• [Exercise aim] Would you repeat the listing exactly but omit every picture?

• • •

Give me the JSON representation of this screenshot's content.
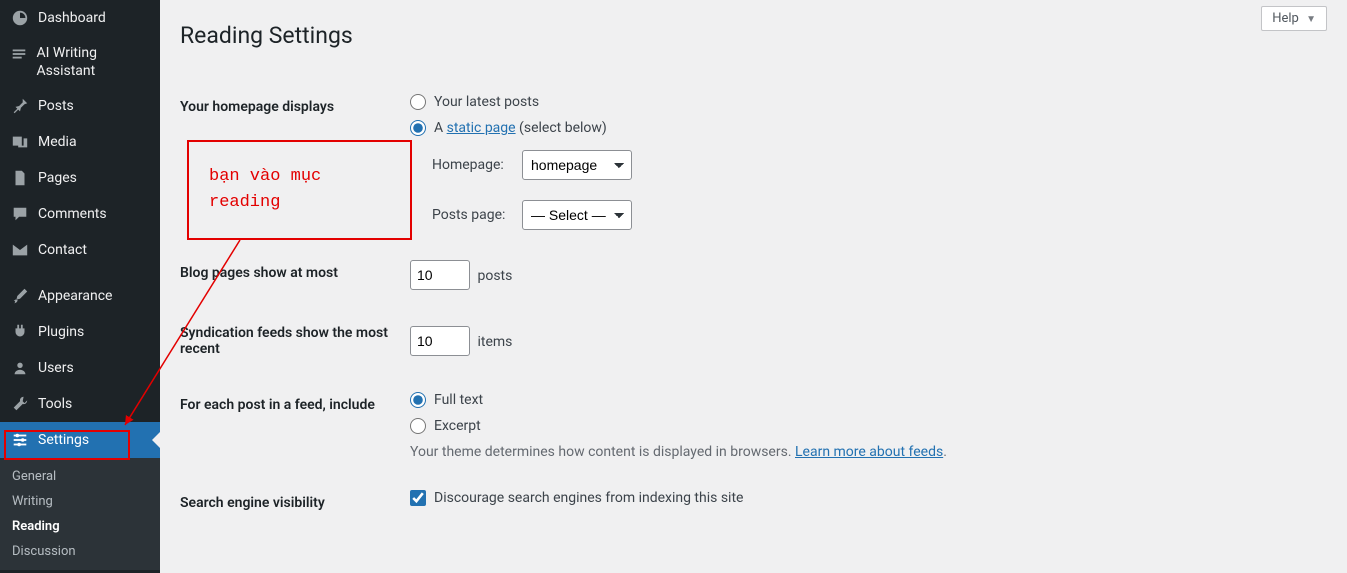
{
  "help_label": "Help",
  "page_title": "Reading Settings",
  "sidebar": {
    "items": [
      {
        "label": "Dashboard"
      },
      {
        "label": "AI Writing Assistant"
      },
      {
        "label": "Posts"
      },
      {
        "label": "Media"
      },
      {
        "label": "Pages"
      },
      {
        "label": "Comments"
      },
      {
        "label": "Contact"
      },
      {
        "label": "Appearance"
      },
      {
        "label": "Plugins"
      },
      {
        "label": "Users"
      },
      {
        "label": "Tools"
      },
      {
        "label": "Settings"
      }
    ],
    "submenu": [
      {
        "label": "General"
      },
      {
        "label": "Writing"
      },
      {
        "label": "Reading"
      },
      {
        "label": "Discussion"
      }
    ]
  },
  "form": {
    "homepage_displays_label": "Your homepage displays",
    "opt_latest_posts": "Your latest posts",
    "opt_static_prefix": "A ",
    "opt_static_link": "static page",
    "opt_static_suffix": " (select below)",
    "homepage_label": "Homepage:",
    "homepage_value": "homepage",
    "postspage_label": "Posts page:",
    "postspage_value": "— Select —",
    "blog_pages_label": "Blog pages show at most",
    "blog_pages_value": "10",
    "blog_pages_suffix": "posts",
    "syndication_label": "Syndication feeds show the most recent",
    "syndication_value": "10",
    "syndication_suffix": "items",
    "feed_include_label": "For each post in a feed, include",
    "feed_full_text": "Full text",
    "feed_excerpt": "Excerpt",
    "feed_desc_prefix": "Your theme determines how content is displayed in browsers. ",
    "feed_desc_link": "Learn more about feeds",
    "feed_desc_suffix": ".",
    "search_visibility_label": "Search engine visibility",
    "search_visibility_opt": "Discourage search engines from indexing this site"
  },
  "annotation": {
    "text1": "bạn vào mục",
    "text2": "reading"
  }
}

• • •

• [The result]
Give me the JSON representation of this screenshot's content.
{
  "help_label": "Help",
  "page_title": "Reading Settings",
  "sidebar": {
    "items": [
      {
        "label": "Dashboard"
      },
      {
        "label": "AI Writing Assistant"
      },
      {
        "label": "Posts"
      },
      {
        "label": "Media"
      },
      {
        "label": "Pages"
      },
      {
        "label": "Comments"
      },
      {
        "label": "Contact"
      },
      {
        "label": "Appearance"
      },
      {
        "label": "Plugins"
      },
      {
        "label": "Users"
      },
      {
        "label": "Tools"
      },
      {
        "label": "Settings"
      }
    ],
    "submenu": [
      {
        "label": "General"
      },
      {
        "label": "Writing"
      },
      {
        "label": "Reading"
      },
      {
        "label": "Discussion"
      }
    ]
  },
  "form": {
    "homepage_displays_label": "Your homepage displays",
    "opt_latest_posts": "Your latest posts",
    "opt_static_prefix": "A ",
    "opt_static_link": "static page",
    "opt_static_suffix": " (select below)",
    "homepage_label": "Homepage:",
    "homepage_value": "homepage",
    "postspage_label": "Posts page:",
    "postspage_value": "— Select —",
    "blog_pages_label": "Blog pages show at most",
    "blog_pages_value": "10",
    "blog_pages_suffix": "posts",
    "syndication_label": "Syndication feeds show the most recent",
    "syndication_value": "10",
    "syndication_suffix": "items",
    "feed_include_label": "For each post in a feed, include",
    "feed_full_text": "Full text",
    "feed_excerpt": "Excerpt",
    "feed_desc_prefix": "Your theme determines how content is displayed in browsers. ",
    "feed_desc_link": "Learn more about feeds",
    "feed_desc_suffix": ".",
    "search_visibility_label": "Search engine visibility",
    "search_visibility_opt": "Discourage search engines from indexing this site"
  },
  "annotation": {
    "text1": "bạn vào mục",
    "text2": "reading"
  }
}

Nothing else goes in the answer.